What this task involves: Go through the listing and set it down exactly, leaving out its pictures.

Provided data:
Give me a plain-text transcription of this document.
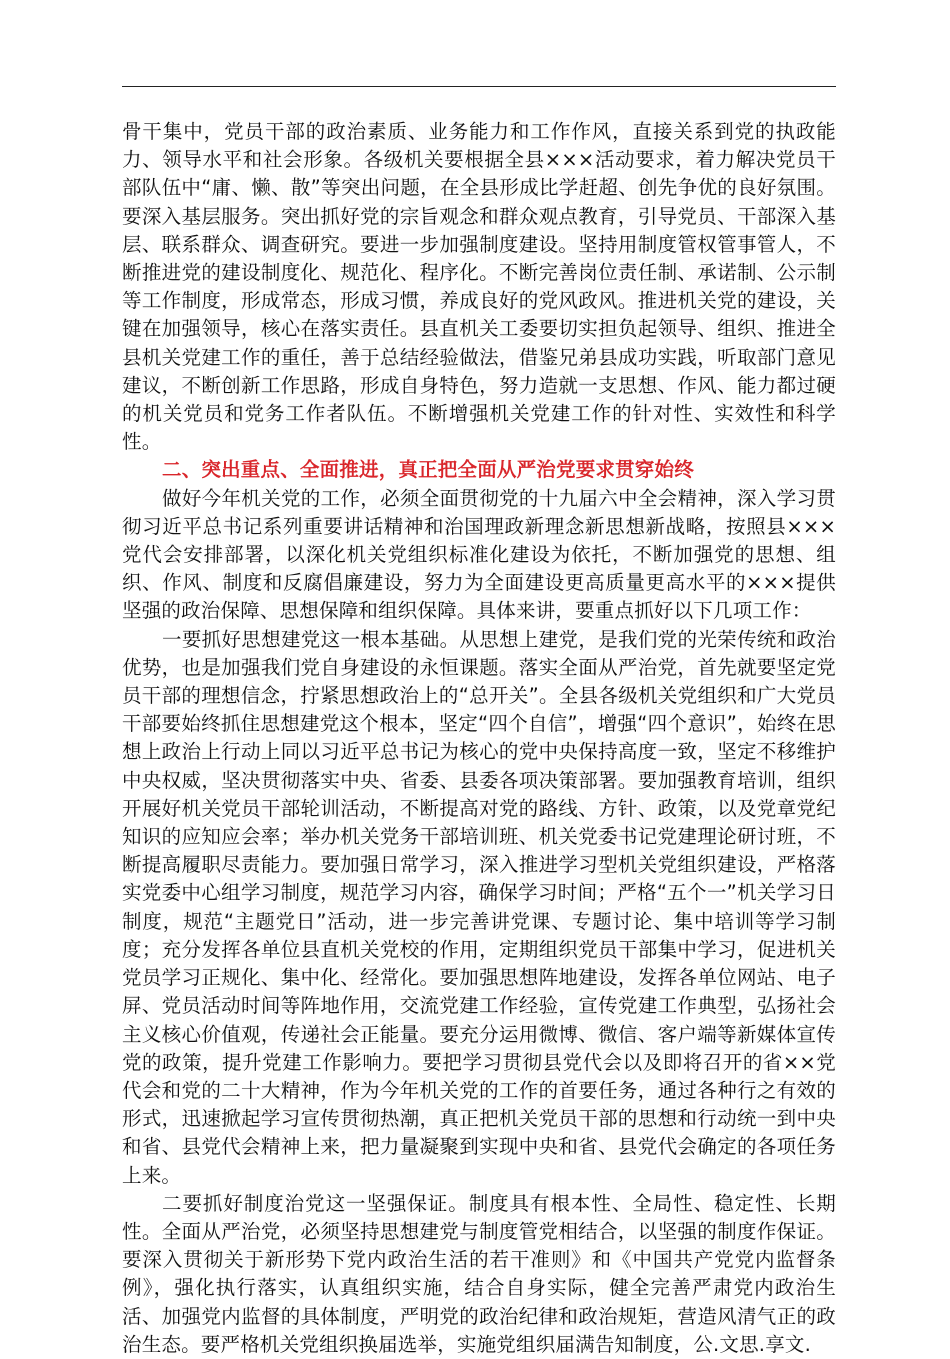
骨干集中，党员干部的政治素质、业务能力和工作作风，直接关系到党的执政能力、领导水平和社会形象。各级机关要根据全县×××活动要求，着力解决党员干部队伍中“庸、懒、散”等突出问题，在全县形成比学赶超、创先争优的良好氛围。要深入基层服务。突出抓好党的宗旨观念和群众观点教育，引导党员、干部深入基层、联系群众、调查研究。要进一步加强制度建设。坚持用制度管权管事管人，不断推进党的建设制度化、规范化、程序化。不断完善岗位责任制、承诺制、公示制等工作制度，形成常态，形成习惯，养成良好的党风政风。推进机关党的建设，关键在加强领导，核心在落实责任。县直机关工委要切实担负起领导、组织、推进全县机关党建工作的重任，善于总结经验做法，借鉴兄弟县成功实践，听取部门意见建议，不断创新工作思路，形成自身特色，努力造就一支思想、作风、能力都过硬的机关党员和党务工作者队伍。不断增强机关党建工作的针对性、实效性和科学性。

二、突出重点、全面推进，真正把全面从严治党要求贯穿始终

做好今年机关党的工作，必须全面贯彻党的十九届六中全会精神，深入学习贯彻习近平总书记系列重要讲话精神和治国理政新理念新思想新战略，按照县×××党代会安排部署，以深化机关党组织标准化建设为依托，不断加强党的思想、组织、作风、制度和反腐倡廉建设，努力为全面建设更高质量更高水平的×××提供坚强的政治保障、思想保障和组织保障。具体来讲，要重点抓好以下几项工作：

一要抓好思想建党这一根本基础。从思想上建党，是我们党的光荣传统和政治优势，也是加强我们党自身建设的永恒课题。落实全面从严治党，首先就要坚定党员干部的理想信念，拧紧思想政治上的“总开关”。全县各级机关党组织和广大党员干部要始终抓住思想建党这个根本，坚定“四个自信”，增强“四个意识”，始终在思想上政治上行动上同以习近平总书记为核心的党中央保持高度一致，坚定不移维护中央权威，坚决贯彻落实中央、省委、县委各项决策部署。要加强教育培训，组织开展好机关党员干部轮训活动，不断提高对党的路线、方针、政策，以及党章党纪知识的应知应会率；举办机关党务干部培训班、机关党委书记党建理论研讨班，不断提高履职尽责能力。要加强日常学习，深入推进学习型机关党组织建设，严格落实党委中心组学习制度，规范学习内容，确保学习时间；严格“五个一”机关学习日制度，规范“主题党日”活动，进一步完善讲党课、专题讨论、集中培训等学习制度；充分发挥各单位县直机关党校的作用，定期组织党员干部集中学习，促进机关党员学习正规化、集中化、经常化。要加强思想阵地建设，发挥各单位网站、电子屏、党员活动时间等阵地作用，交流党建工作经验，宣传党建工作典型，弘扬社会主义核心价值观，传递社会正能量。要充分运用微博、微信、客户端等新媒体宣传党的政策，提升党建工作影响力。要把学习贯彻县党代会以及即将召开的省××党代会和党的二十大精神，作为今年机关党的工作的首要任务，通过各种行之有效的形式，迅速掀起学习宣传贯彻热潮，真正把机关党员干部的思想和行动统一到中央和省、县党代会精神上来，把力量凝聚到实现中央和省、县党代会确定的各项任务上来。

二要抓好制度治党这一坚强保证。制度具有根本性、全局性、稳定性、长期性。全面从严治党，必须坚持思想建党与制度管党相结合，以坚强的制度作保证。要深入贯彻关于新形势下党内政治生活的若干准则》和《中国共产党党内监督条例》，强化执行落实，认真组织实施，结合自身实际，健全完善严肃党内政治生活、加强党内监督的具体制度，严明党的政治纪律和政治规矩，营造风清气正的政治生态。要严格机关党组织换届选举，实施党组织届满告知制度，公.文思.享文.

Solution for this task:
Give me a plain-text transcription of this document.
骨干集中，党员干部的政治素质、业务能力和工作作风，直接关系到党的执政能力、领导水平和社会形象。各级机关要根据全县×××活动要求，着力解决党员干部队伍中“庸、懒、散”等突出问题，在全县形成比学赶超、创先争优的良好氛围。要深入基层服务。突出抓好党的宗旨观念和群众观点教育，引导党员、干部深入基层、联系群众、调查研究。要进一步加强制度建设。坚持用制度管权管事管人，不断推进党的建设制度化、规范化、程序化。不断完善岗位责任制、承诺制、公示制等工作制度，形成常态，形成习惯，养成良好的党风政风。推进机关党的建设，关键在加强领导，核心在落实责任。县直机关工委要切实担负起领导、组织、推进全县机关党建工作的重任，善于总结经验做法，借鉴兄弟县成功实践，听取部门意见建议，不断创新工作思路，形成自身特色，努力造就一支思想、作风、能力都过硬的机关党员和党务工作者队伍。不断增强机关党建工作的针对性、实效性和科学性。

二、突出重点、全面推进，真正把全面从严治党要求贯穿始终

做好今年机关党的工作，必须全面贯彻党的十九届六中全会精神，深入学习贯彻习近平总书记系列重要讲话精神和治国理政新理念新思想新战略，按照县×××党代会安排部署，以深化机关党组织标准化建设为依托，不断加强党的思想、组织、作风、制度和反腐倡廉建设，努力为全面建设更高质量更高水平的×××提供坚强的政治保障、思想保障和组织保障。具体来讲，要重点抓好以下几项工作：

一要抓好思想建党这一根本基础。从思想上建党，是我们党的光荣传统和政治优势，也是加强我们党自身建设的永恒课题。落实全面从严治党，首先就要坚定党员干部的理想信念，拧紧思想政治上的“总开关”。全县各级机关党组织和广大党员干部要始终抓住思想建党这个根本，坚定“四个自信”，增强“四个意识”，始终在思想上政治上行动上同以习近平总书记为核心的党中央保持高度一致，坚定不移维护中央权威，坚决贯彻落实中央、省委、县委各项决策部署。要加强教育培训，组织开展好机关党员干部轮训活动，不断提高对党的路线、方针、政策，以及党章党纪知识的应知应会率；举办机关党务干部培训班、机关党委书记党建理论研讨班，不断提高履职尽责能力。要加强日常学习，深入推进学习型机关党组织建设，严格落实党委中心组学习制度，规范学习内容，确保学习时间；严格“五个一”机关学习日制度，规范“主题党日”活动，进一步完善讲党课、专题讨论、集中培训等学习制度；充分发挥各单位县直机关党校的作用，定期组织党员干部集中学习，促进机关党员学习正规化、集中化、经常化。要加强思想阵地建设，发挥各单位网站、电子屏、党员活动时间等阵地作用，交流党建工作经验，宣传党建工作典型，弘扬社会主义核心价值观，传递社会正能量。要充分运用微博、微信、客户端等新媒体宣传党的政策，提升党建工作影响力。要把学习贯彻县党代会以及即将召开的省××党代会和党的二十大精神，作为今年机关党的工作的首要任务，通过各种行之有效的形式，迅速掀起学习宣传贯彻热潮，真正把机关党员干部的思想和行动统一到中央和省、县党代会精神上来，把力量凝聚到实现中央和省、县党代会确定的各项任务上来。

二要抓好制度治党这一坚强保证。制度具有根本性、全局性、稳定性、长期性。全面从严治党，必须坚持思想建党与制度管党相结合，以坚强的制度作保证。要深入贯彻关于新形势下党内政治生活的若干准则》和《中国共产党党内监督条例》，强化执行落实，认真组织实施，结合自身实际，健全完善严肃党内政治生活、加强党内监督的具体制度，严明党的政治纪律和政治规矩，营造风清气正的政治生态。要严格机关党组织换届选举，实施党组织届满告知制度，公.文思.享文.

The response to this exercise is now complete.